▶ **TASK BRIEF**
Retype all of the data exactly as given.

▶ **RECORDS TO PROCESS**
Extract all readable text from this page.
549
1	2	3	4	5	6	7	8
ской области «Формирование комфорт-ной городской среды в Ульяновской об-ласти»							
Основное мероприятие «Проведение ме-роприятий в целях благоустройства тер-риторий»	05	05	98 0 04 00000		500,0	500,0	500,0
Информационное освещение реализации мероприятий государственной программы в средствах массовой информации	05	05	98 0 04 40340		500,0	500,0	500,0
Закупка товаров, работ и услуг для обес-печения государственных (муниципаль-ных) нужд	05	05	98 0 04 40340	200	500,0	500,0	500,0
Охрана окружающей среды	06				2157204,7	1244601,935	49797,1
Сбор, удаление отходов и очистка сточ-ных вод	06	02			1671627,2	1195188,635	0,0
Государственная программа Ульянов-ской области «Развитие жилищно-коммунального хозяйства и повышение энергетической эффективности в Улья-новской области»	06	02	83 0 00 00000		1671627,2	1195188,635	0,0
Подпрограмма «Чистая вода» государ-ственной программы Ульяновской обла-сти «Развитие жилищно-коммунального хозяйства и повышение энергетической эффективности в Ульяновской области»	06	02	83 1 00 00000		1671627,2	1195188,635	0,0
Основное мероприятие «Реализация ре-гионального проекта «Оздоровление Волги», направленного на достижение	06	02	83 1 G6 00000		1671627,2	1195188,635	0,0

▶ **RESULT OF THE EXERCISE**
Extract all readable text from this page.
549
1	2	3	4	5	6	7	8
ской области «Формирование комфорт-ной городской среды в Ульяновской об-ласти»							
Основное мероприятие «Проведение ме-роприятий в целях благоустройства тер-риторий»	05	05	98 0 04 00000		500,0	500,0	500,0
Информационное освещение реализации мероприятий государственной программы в средствах массовой информации	05	05	98 0 04 40340		500,0	500,0	500,0
Закупка товаров, работ и услуг для обес-печения государственных (муниципаль-ных) нужд	05	05	98 0 04 40340	200	500,0	500,0	500,0
Охрана окружающей среды	06				2157204,7	1244601,935	49797,1
Сбор, удаление отходов и очистка сточ-ных вод	06	02			1671627,2	1195188,635	0,0
Государственная программа Ульянов-ской области «Развитие жилищно-коммунального хозяйства и повышение энергетической эффективности в Улья-новской области»	06	02	83 0 00 00000		1671627,2	1195188,635	0,0
Подпрограмма «Чистая вода» государ-ственной программы Ульяновской обла-сти «Развитие жилищно-коммунального хозяйства и повышение энергетической эффективности в Ульяновской области»	06	02	83 1 00 00000		1671627,2	1195188,635	0,0
Основное мероприятие «Реализация ре-гионального проекта «Оздоровление Волги», направленного на достижение	06	02	83 1 G6 00000		1671627,2	1195188,635	0,0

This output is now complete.